### GIVEN INSTRUCTION
Transcribe every line of the records verbatim.

[Rows from a figure dataset]
-- Begin --

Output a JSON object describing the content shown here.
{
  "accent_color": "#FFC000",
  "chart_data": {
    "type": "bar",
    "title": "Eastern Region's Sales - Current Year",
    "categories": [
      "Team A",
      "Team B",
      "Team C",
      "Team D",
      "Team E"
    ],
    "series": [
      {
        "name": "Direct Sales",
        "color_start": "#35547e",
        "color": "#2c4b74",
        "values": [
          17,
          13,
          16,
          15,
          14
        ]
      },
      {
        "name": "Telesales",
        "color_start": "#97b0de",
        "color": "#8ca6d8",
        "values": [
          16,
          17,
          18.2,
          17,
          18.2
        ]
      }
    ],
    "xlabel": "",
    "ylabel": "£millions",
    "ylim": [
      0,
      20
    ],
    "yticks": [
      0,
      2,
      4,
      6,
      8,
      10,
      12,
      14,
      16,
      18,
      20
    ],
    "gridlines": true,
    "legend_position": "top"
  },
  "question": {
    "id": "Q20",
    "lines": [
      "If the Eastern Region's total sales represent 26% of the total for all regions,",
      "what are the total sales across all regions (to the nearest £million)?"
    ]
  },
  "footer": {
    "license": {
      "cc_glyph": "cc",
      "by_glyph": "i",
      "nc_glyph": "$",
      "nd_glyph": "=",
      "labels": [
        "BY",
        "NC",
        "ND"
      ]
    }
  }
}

-- End --

### FULL OUTPUT
Output a JSON object describing the content shown here.
{
  "accent_color": "#FFC000",
  "chart_data": {
    "type": "bar",
    "title": "Eastern Region's Sales - Current Year",
    "categories": [
      "Team A",
      "Team B",
      "Team C",
      "Team D",
      "Team E"
    ],
    "series": [
      {
        "name": "Direct Sales",
        "color_start": "#35547e",
        "color": "#2c4b74",
        "values": [
          17,
          13,
          16,
          15,
          14
        ]
      },
      {
        "name": "Telesales",
        "color_start": "#97b0de",
        "color": "#8ca6d8",
        "values": [
          16,
          17,
          18.2,
          17,
          18.2
        ]
      }
    ],
    "xlabel": "",
    "ylabel": "£millions",
    "ylim": [
      0,
      20
    ],
    "yticks": [
      0,
      2,
      4,
      6,
      8,
      10,
      12,
      14,
      16,
      18,
      20
    ],
    "gridlines": true,
    "legend_position": "top"
  },
  "question": {
    "id": "Q20",
    "lines": [
      "If the Eastern Region's total sales represent 26% of the total for all regions,",
      "what are the total sales across all regions (to the nearest £million)?"
    ]
  },
  "footer": {
    "license": {
      "cc_glyph": "cc",
      "by_glyph": "i",
      "nc_glyph": "$",
      "nd_glyph": "=",
      "labels": [
        "BY",
        "NC",
        "ND"
      ]
    }
  }
}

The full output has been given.